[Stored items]
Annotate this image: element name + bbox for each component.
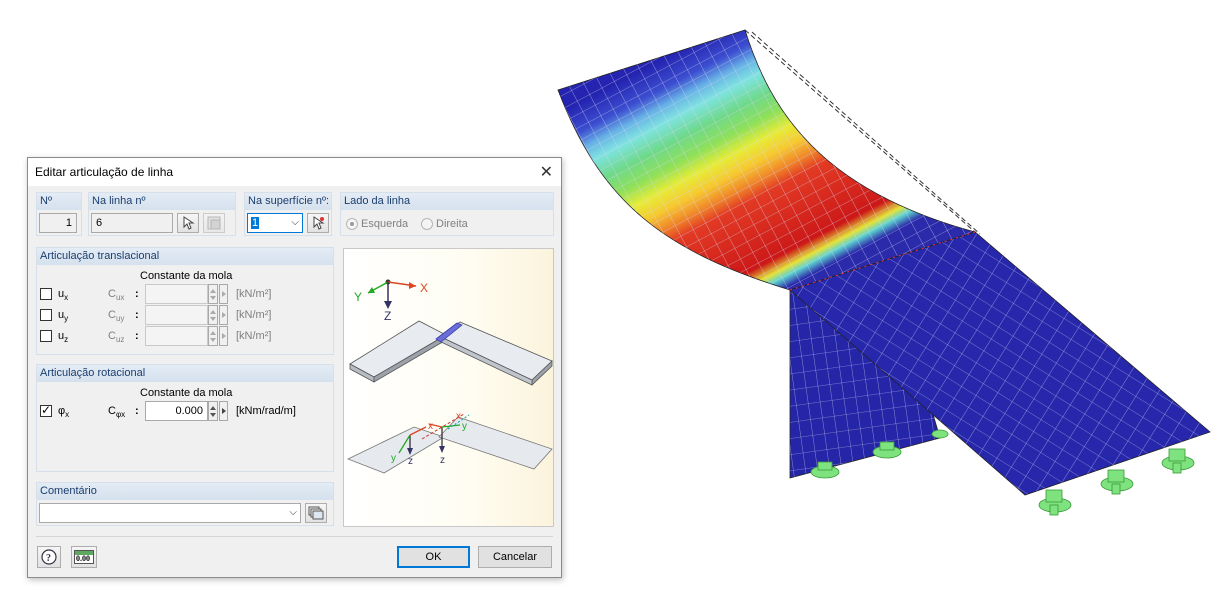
help-button[interactable]: ? (37, 546, 61, 568)
edit-line-hinge-dialog: Editar articulação de linha ✕ Nº 1 Na li… (27, 157, 562, 578)
cphix-field[interactable]: 0.000 (145, 401, 208, 421)
global-z-axis-label: Z (384, 309, 391, 323)
structural-model-render (557, 29, 1211, 516)
local-x-axis-label-2: x (456, 411, 461, 422)
translational-spring-header: Constante da mola (140, 270, 233, 282)
uz-checkbox[interactable] (40, 330, 52, 342)
rotational-hinge-group: Articulação rotacional Constante da mola… (36, 364, 334, 472)
support-icon (931, 429, 949, 439)
cuz-spinner[interactable] (208, 326, 218, 346)
line-side-group: Lado da linha Esquerda Direita (340, 192, 554, 236)
rotational-hinge-label: Articulação rotacional (37, 365, 333, 382)
uz-label: uz (58, 330, 69, 345)
global-y-axis-label: Y (354, 290, 362, 304)
comment-group: Comentário ⌵ (36, 482, 334, 526)
pick-surface-button[interactable] (307, 213, 329, 233)
comment-dropdown[interactable]: ⌵ (39, 503, 301, 523)
cancel-button[interactable]: Cancelar (478, 546, 552, 568)
translational-hinge-label: Articulação translacional (37, 248, 333, 265)
side-left-label: Esquerda (361, 218, 409, 230)
grid-select-icon (207, 216, 221, 230)
units-icon-text: 0.00 (76, 554, 90, 563)
support-icon (1161, 448, 1195, 474)
cuz-unit: [kN/m²] (236, 330, 272, 342)
ok-button[interactable]: OK (397, 546, 470, 568)
cux-spinner[interactable] (208, 284, 218, 304)
footer-divider (36, 536, 553, 537)
surface-number-dropdown[interactable]: 1 ⌵ (247, 213, 303, 233)
local-z-axis-label-1: z (408, 456, 413, 467)
cux-label: Cux (108, 288, 125, 303)
dialog-titlebar: Editar articulação de linha ✕ (28, 158, 561, 186)
cphix-label: Cφx (108, 405, 126, 420)
cuz-field[interactable] (145, 326, 208, 346)
folded-plates-3d-icon (349, 320, 553, 386)
cuy-colon: : (135, 309, 139, 321)
help-icon: ? (41, 549, 57, 565)
hinge-local-axes-icon (347, 413, 553, 474)
cux-field[interactable] (145, 284, 208, 304)
cphix-menu-button[interactable] (219, 401, 228, 421)
line-group: Na linha nº 6 (88, 192, 236, 236)
local-x-axis-label-1: x (428, 421, 433, 432)
cuy-label: Cuy (108, 309, 125, 324)
global-axes-icon (367, 279, 417, 309)
cphix-spinner[interactable] (208, 401, 218, 421)
comment-library-icon (308, 506, 324, 520)
select-lines-button[interactable] (203, 213, 225, 233)
uy-checkbox[interactable] (40, 309, 52, 321)
support-icon (1038, 489, 1072, 516)
line-number-field[interactable]: 6 (91, 213, 173, 233)
ux-checkbox[interactable] (40, 288, 52, 300)
phix-label: φx (58, 405, 70, 420)
units-button[interactable]: 0.00 (71, 546, 97, 568)
chevron-down-icon: ⌵ (291, 217, 299, 228)
cuy-field[interactable] (145, 305, 208, 325)
cux-unit: [kN/m²] (236, 288, 272, 300)
surface-group: Na superfície nº: 1 ⌵ (244, 192, 332, 236)
cuz-colon: : (135, 330, 139, 342)
cux-menu-button[interactable] (219, 284, 228, 304)
line-side-label: Lado da linha (341, 193, 553, 210)
uy-label: uy (58, 309, 69, 324)
side-right-radio[interactable] (421, 218, 433, 230)
comment-library-button[interactable] (305, 503, 327, 523)
number-field[interactable]: 1 (39, 213, 77, 233)
cuy-menu-button[interactable] (219, 305, 228, 325)
number-label: Nº (37, 193, 81, 210)
surface-number-label: Na superfície nº: (245, 193, 331, 210)
side-right-label: Direita (436, 218, 468, 230)
rotational-spring-header: Constante da mola (140, 387, 233, 399)
cuz-label: Cuz (108, 330, 125, 345)
cursor-pick-icon (183, 216, 195, 230)
global-x-axis-label: X (420, 281, 428, 295)
number-group: Nº 1 (36, 192, 82, 236)
hinge-preview-image: X Y Z y z x z y x (343, 248, 554, 527)
cuz-menu-button[interactable] (219, 326, 228, 346)
deformed-shell-surface (557, 29, 977, 291)
cphix-unit: [kNm/rad/m] (236, 405, 296, 417)
phix-checkbox[interactable] (40, 403, 52, 417)
pick-line-button[interactable] (177, 213, 199, 233)
dialog-title: Editar articulação de linha (35, 165, 174, 179)
cuy-unit: [kN/m²] (236, 309, 272, 321)
translational-hinge-group: Articulação translacional Constante da m… (36, 247, 334, 355)
units-icon: 0.00 (74, 550, 94, 564)
local-y-axis-label-1: y (391, 453, 396, 464)
chevron-down-icon: ⌵ (289, 507, 297, 518)
local-z-axis-label-2: z (440, 455, 445, 466)
cuy-spinner[interactable] (208, 305, 218, 325)
side-left-radio[interactable] (346, 218, 358, 230)
cursor-pick-icon (313, 216, 325, 230)
cphix-colon: : (135, 405, 139, 417)
support-icon (1100, 469, 1134, 495)
surface-number-value: 1 (251, 217, 260, 229)
ux-label: ux (58, 288, 69, 303)
hinge-preview-drawing: X Y Z y z x z y x (347, 279, 553, 474)
cux-colon: : (135, 288, 139, 300)
local-y-axis-label-2: y (462, 421, 467, 432)
svg-text:?: ? (46, 553, 51, 564)
line-number-label: Na linha nº (89, 193, 235, 210)
comment-label: Comentário (37, 483, 333, 500)
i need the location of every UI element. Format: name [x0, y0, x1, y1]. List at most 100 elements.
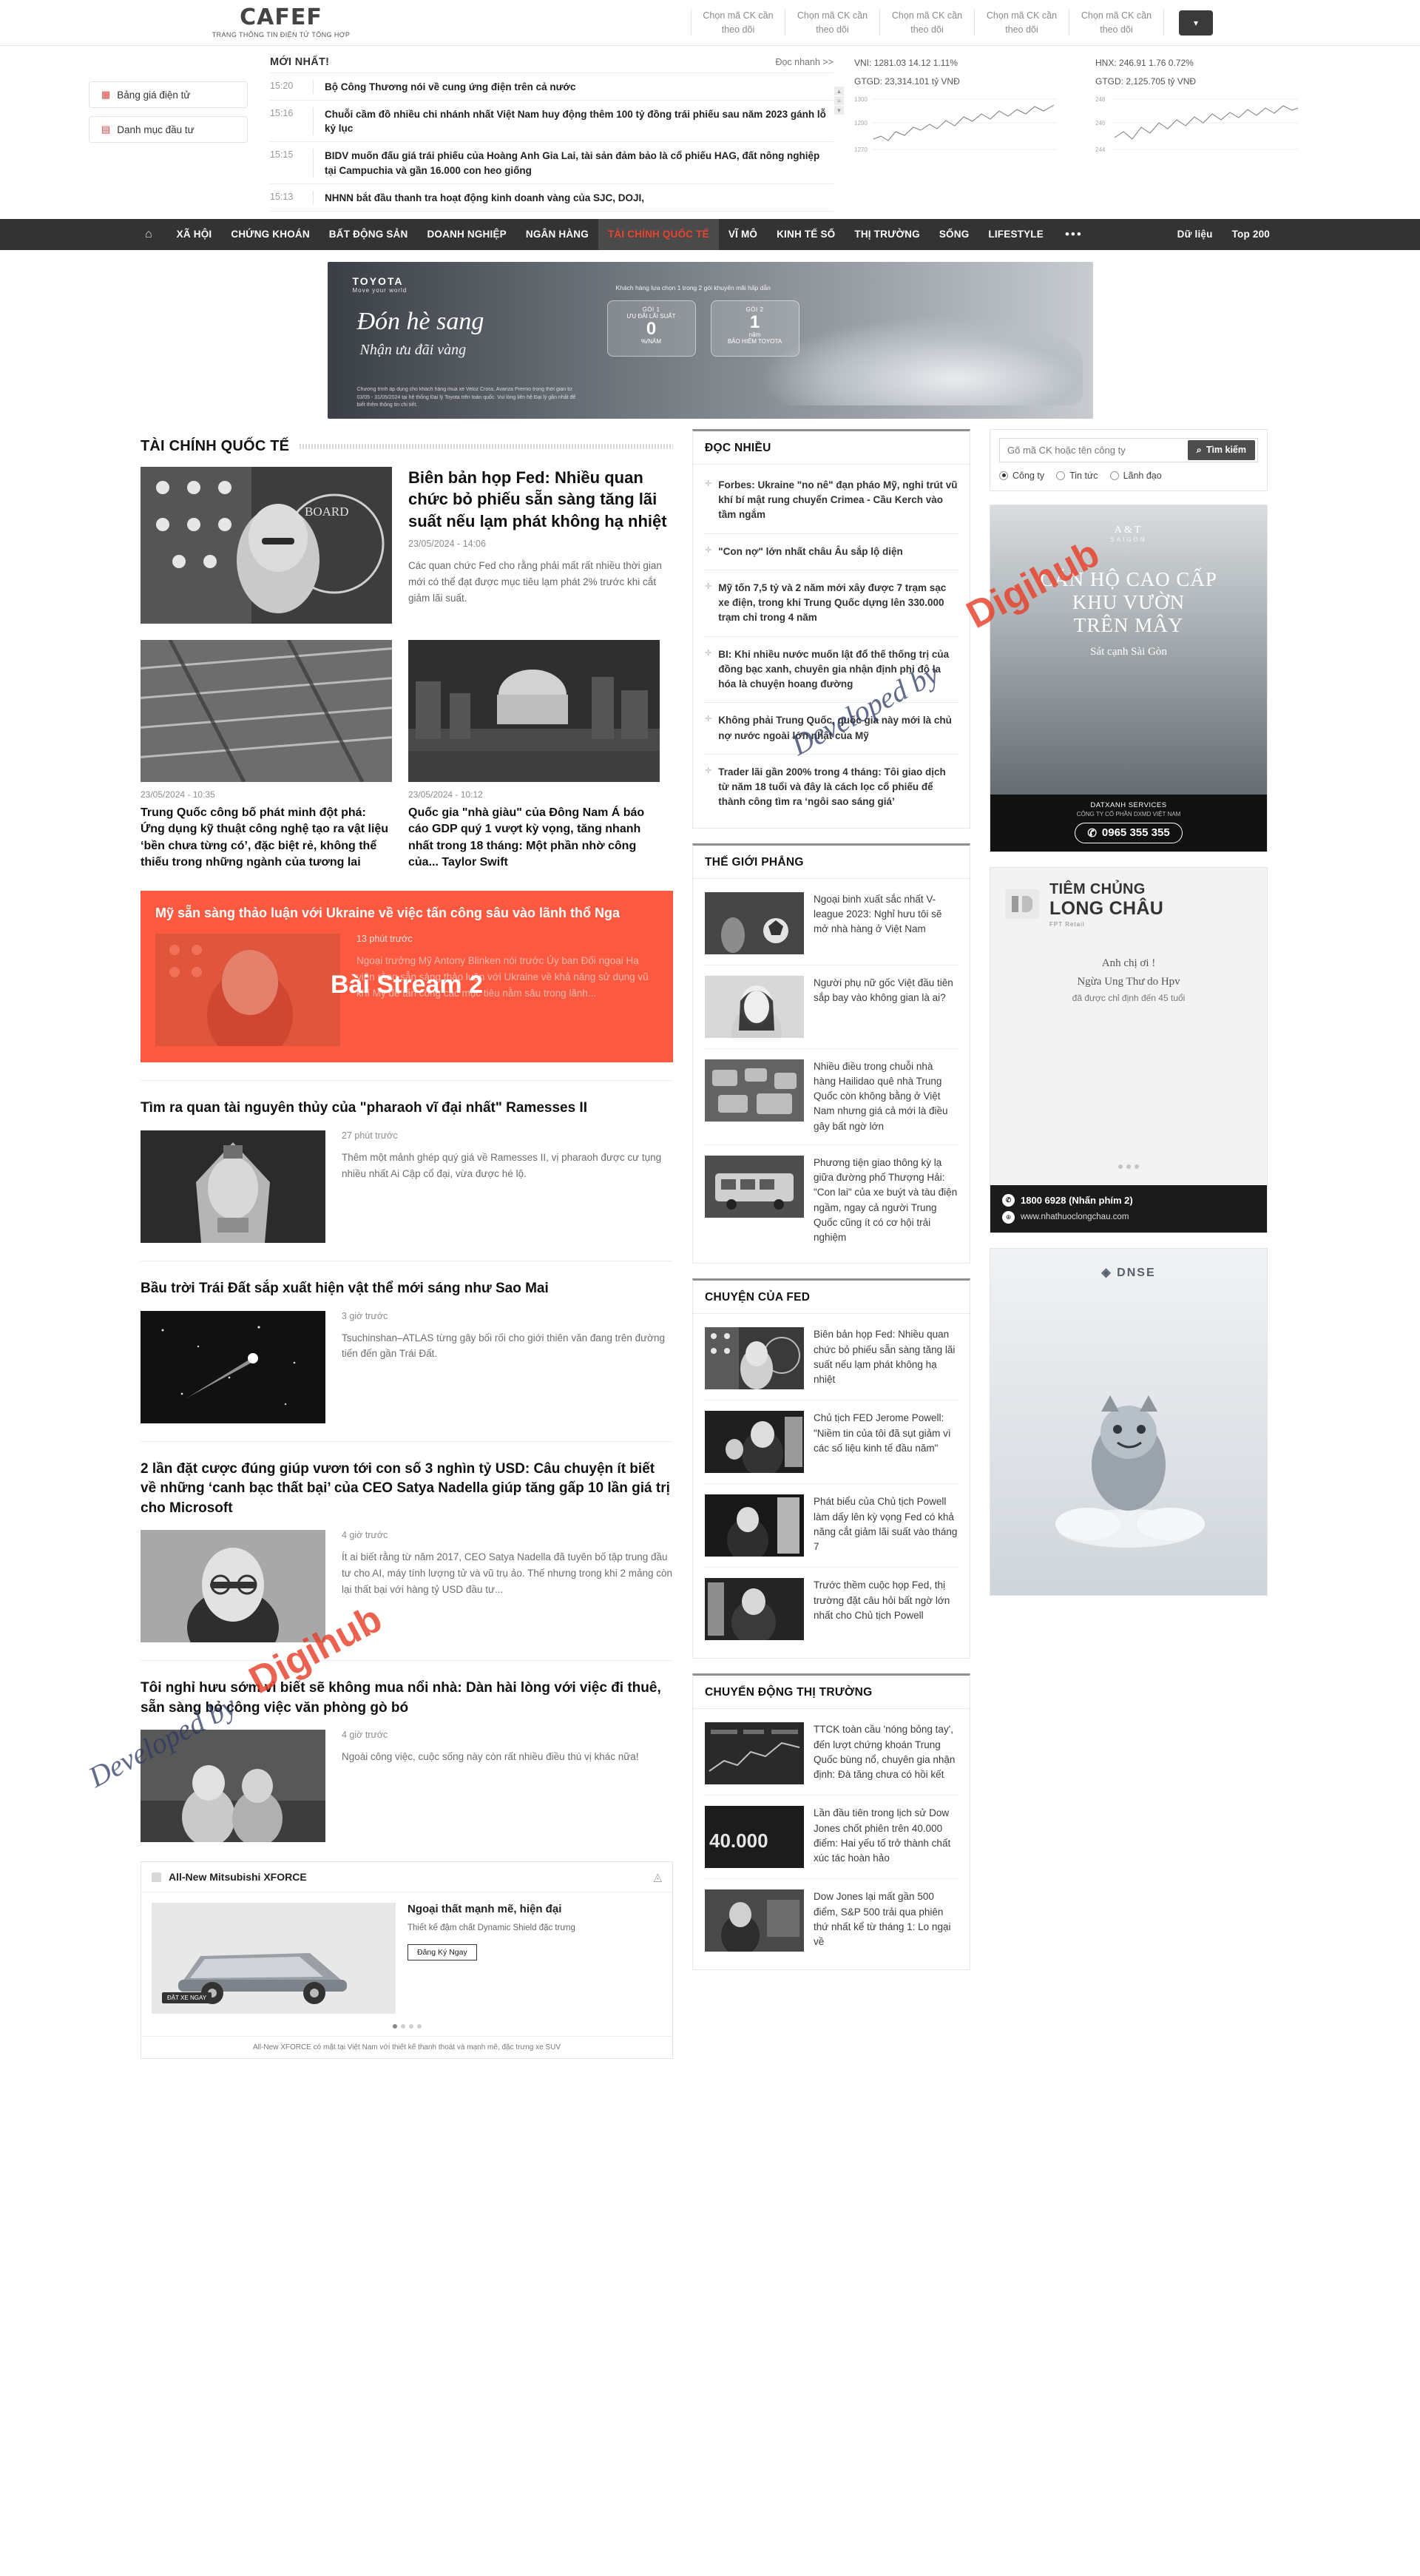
list-item[interactable]: 15:13 NHNN bắt đầu thanh tra hoạt động k…: [270, 184, 834, 212]
list-item[interactable]: 40.000 Lần đầu tiên trong lịch sử Dow Jo…: [705, 1796, 958, 1880]
scroll-down-icon[interactable]: ▼: [834, 106, 844, 115]
chevron-down-icon[interactable]: ▾: [1179, 10, 1213, 36]
dnse-ad[interactable]: ◈ DNSE: [990, 1247, 1268, 1596]
list-item[interactable]: TTCK toàn cầu 'nóng bỏng tay', đến lượt …: [705, 1712, 958, 1796]
banner-headline: Đón hè sang: [356, 307, 484, 335]
stock-picker-5[interactable]: Chọn mã CK cần theo dõi: [1069, 9, 1164, 36]
stock-picker-2[interactable]: Chọn mã CK cần theo dõi: [785, 9, 880, 36]
pharma-hotline[interactable]: ✆ 1800 6928 (Nhấn phím 2): [1002, 1193, 1255, 1207]
nav-item-vi-mo[interactable]: VĨ MÔ: [719, 219, 767, 250]
lead-article[interactable]: BOARD Biên bản họp Fed: Nhiều quan chức …: [141, 466, 673, 624]
carousel-dot[interactable]: [1118, 1164, 1123, 1169]
list-item[interactable]: Biên bản họp Fed: Nhiều quan chức bỏ phi…: [705, 1317, 958, 1401]
nav-item-xa-hoi[interactable]: XÃ HỘI: [167, 219, 222, 250]
article-meta: 3 giờ trước: [342, 1310, 388, 1321]
radio-icon[interactable]: [1056, 471, 1066, 480]
nav-item-ngan-hang[interactable]: NGÂN HÀNG: [516, 219, 598, 250]
close-icon[interactable]: [152, 1872, 161, 1882]
list-item[interactable]: Người phụ nữ gốc Việt đầu tiên sắp bay v…: [705, 965, 958, 1057]
portfolio-button[interactable]: ▤ Danh mục đầu tư: [89, 116, 248, 143]
article-card[interactable]: 23/05/2024 - 10:35 Trung Quốc công bố ph…: [125, 638, 408, 871]
list-item[interactable]: ✛ Forbes: Ukraine "no nê" đạn pháo Mỹ, n…: [705, 468, 958, 534]
carousel-dot[interactable]: [408, 2024, 413, 2029]
nav-item-chung-khoan[interactable]: CHỨNG KHOÁN: [221, 219, 319, 250]
quick-read-link[interactable]: Đọc nhanh >>: [775, 57, 834, 67]
list-item[interactable]: Chủ tịch FED Jerome Powell: "Niềm tin củ…: [705, 1400, 958, 1485]
real-estate-ad[interactable]: A&T SAIGON CĂN HỘ CAO CẤP KHU VƯỜN TRÊN …: [990, 504, 1268, 852]
stock-picker-1[interactable]: Chọn mã CK cần theo dõi: [691, 9, 785, 36]
search-option-news[interactable]: Tin tức: [1056, 471, 1098, 481]
list-item[interactable]: Trước thềm cuộc họp Fed, thị trường đặt …: [705, 1568, 958, 1651]
list-item[interactable]: 15:16 Chuỗi cầm đồ nhiều chi nhánh nhất …: [270, 101, 834, 143]
lead-article-image: BOARD: [141, 466, 392, 624]
pharma-carousel-dots[interactable]: [990, 1164, 1267, 1169]
mitsubishi-ad[interactable]: All-New Mitsubishi XFORCE ◬ ĐẶT XE NGAY …: [141, 1861, 673, 2060]
article-date: 23/05/2024 - 10:12: [408, 789, 483, 800]
search-input[interactable]: [1000, 444, 1188, 456]
lead-article-title: Biên bản họp Fed: Nhiều quan chức bỏ phi…: [408, 468, 667, 530]
article-block[interactable]: Bầu trời Trái Đất sắp xuất hiện vật thể …: [141, 1260, 673, 1423]
carousel-dot[interactable]: [392, 2024, 397, 2029]
stock-search-box: ⌕ Tìm kiếm Công ty Tin tức Lã: [990, 428, 1268, 491]
car-ad-carousel-dots[interactable]: [141, 2024, 672, 2036]
list-item[interactable]: Ngoại binh xuất sắc nhất V-league 2023: …: [705, 882, 958, 965]
mitsubishi-icon: ◬: [653, 1871, 662, 1884]
nav-item-du-lieu[interactable]: Dữ liệu: [1168, 219, 1223, 250]
car-ad-cta-button[interactable]: Đăng Ký Ngay: [408, 1944, 477, 1961]
article-block[interactable]: Tôi nghỉ hưu sớm vì biết sẽ không mua nổ…: [141, 1660, 673, 1847]
ad-phone-button[interactable]: ✆ 0965 355 355: [1075, 822, 1183, 843]
pharma-website[interactable]: ⊕ www.nhathuoclongchau.com: [1002, 1210, 1255, 1224]
stock-picker-3[interactable]: Chọn mã CK cần theo dõi: [880, 9, 975, 36]
toyota-banner[interactable]: TOYOTA Move your world Đón hè sang Nhận …: [327, 261, 1093, 419]
carousel-dot[interactable]: [400, 2024, 405, 2029]
list-item[interactable]: Phát biểu của Chủ tịch Powell làm dấy lê…: [705, 1484, 958, 1568]
thumbnail-image: [705, 1494, 804, 1563]
article-block[interactable]: Tìm ra quan tài nguyên thủy của "pharaoh…: [141, 1080, 673, 1243]
list-item[interactable]: ✛ Trader lãi gần 200% trong 4 tháng: Tôi…: [705, 755, 958, 820]
nav-item-tai-chinh-quoc-te[interactable]: TÀI CHÍNH QUỐC TẾ: [598, 218, 719, 250]
list-item[interactable]: Phương tiện giao thông kỳ lạ giữa đường …: [705, 1145, 958, 1256]
search-option-company[interactable]: Công ty: [999, 471, 1044, 481]
index-hnx[interactable]: HNX: 246.91 1.76 0.72% GTGD: 2,125.705 t…: [1095, 58, 1317, 212]
nav-item-top-200[interactable]: Top 200: [1223, 219, 1279, 250]
news-time: 15:15: [270, 149, 294, 161]
article-card[interactable]: 23/05/2024 - 10:12 Quốc gia "nhà giàu" c…: [408, 639, 660, 871]
scroll-thumb[interactable]: ≡: [834, 96, 844, 105]
search-option-leader[interactable]: Lãnh đạo: [1109, 471, 1162, 481]
radio-icon[interactable]: [1109, 471, 1119, 480]
nav-item-thi-truong[interactable]: THỊ TRƯỜNG: [845, 219, 929, 250]
stock-picker-4[interactable]: Chọn mã CK cần theo dõi: [975, 9, 1069, 36]
carousel-dot[interactable]: [1135, 1164, 1139, 1169]
ellipsis-icon[interactable]: •••: [1053, 219, 1095, 250]
nav-item-lifestyle[interactable]: LIFESTYLE: [978, 219, 1053, 250]
scroll-up-icon[interactable]: ▲: [834, 87, 844, 95]
article-title: Lần đầu tiên trong lịch sử Dow Jones chố…: [814, 1807, 951, 1864]
carousel-dot[interactable]: [1126, 1164, 1131, 1169]
nav-item-song[interactable]: SỐNG: [930, 219, 979, 250]
carousel-dot[interactable]: [416, 2024, 422, 2029]
list-item[interactable]: Nhiều điều trong chuỗi nhà hàng Hailidao…: [705, 1049, 958, 1145]
list-item[interactable]: 15:20 Bộ Công Thương nói về cung ứng điệ…: [270, 73, 834, 101]
radio-icon[interactable]: [999, 471, 1008, 480]
search-button[interactable]: ⌕ Tìm kiếm: [1187, 439, 1255, 460]
index-vni[interactable]: VNI: 1281.03 14.12 1.11% GTGD: 23,314.10…: [854, 58, 1076, 212]
list-item[interactable]: ✛ "Con nợ" lớn nhất châu Âu sắp lộ diện: [705, 534, 958, 570]
nav-item-bat-dong-san[interactable]: BẤT ĐỘNG SẢN: [320, 219, 418, 250]
nav-item-doanh-nghiep[interactable]: DOANH NGHIỆP: [417, 219, 515, 250]
list-item[interactable]: ✛ BI: Khi nhiều nước muốn lật đổ thế thố…: [705, 637, 958, 704]
list-item[interactable]: ✛ Mỹ tốn 7,5 tỷ và 2 năm mới xây được 7 …: [705, 570, 958, 637]
thumbnail-image: [705, 975, 804, 1057]
list-item[interactable]: Dow Jones lại mất gần 500 điểm, S&P 500 …: [705, 1879, 958, 1962]
stream-article[interactable]: Mỹ sẵn sàng thảo luận với Ukraine về việ…: [141, 890, 673, 1063]
article-block[interactable]: 2 lần đặt cược đúng giúp vươn tới con số…: [141, 1440, 673, 1667]
pharmacy-ad[interactable]: TIÊM CHỦNG LONG CHÂU FPT Retail Anh chị …: [990, 866, 1268, 1233]
home-icon[interactable]: ⌂: [141, 219, 167, 250]
site-logo[interactable]: CAFEF TRANG THÔNG TIN ĐIỆN TỬ TỔNG HỢP: [0, 7, 562, 39]
list-item[interactable]: 15:15 BIDV muốn đấu giá trái phiếu của H…: [270, 142, 834, 184]
price-board-button[interactable]: ▦ Bảng giá điện tử: [89, 81, 248, 108]
list-item[interactable]: ✛ Không phải Trung Quốc, quốc gia này mớ…: [705, 703, 958, 755]
car-ad-paragraph: Thiết kế đậm chất Dynamic Shield đặc trư…: [408, 1923, 575, 1933]
ad-tagline: Sát cạnh Sài Gòn: [1090, 645, 1167, 658]
nav-item-kinh-te-so[interactable]: KINH TẾ SỐ: [767, 219, 845, 250]
news-scrollbar[interactable]: ▲ ≡ ▼: [834, 87, 844, 115]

_DESCRIPTION OF THE TASK_
Repeat the lines of the material starting at the line containing "help-button[interactable]: ? (37, 546, 61, 568)" and ending at the line containing "uz-checkbox[interactable] (40, 330, 52, 342)", both included.

_FULL OUTPUT_
help-button[interactable]: ? (37, 546, 61, 568)
edit-line-hinge-dialog: Editar articulação de linha ✕ Nº 1 Na li… (27, 157, 562, 578)
cphix-field[interactable]: 0.000 (145, 401, 208, 421)
global-z-axis-label: Z (384, 309, 391, 323)
structural-model-render (557, 29, 1211, 516)
local-x-axis-label-2: x (456, 411, 461, 422)
translational-spring-header: Constante da mola (140, 270, 233, 282)
uz-checkbox[interactable] (40, 330, 52, 342)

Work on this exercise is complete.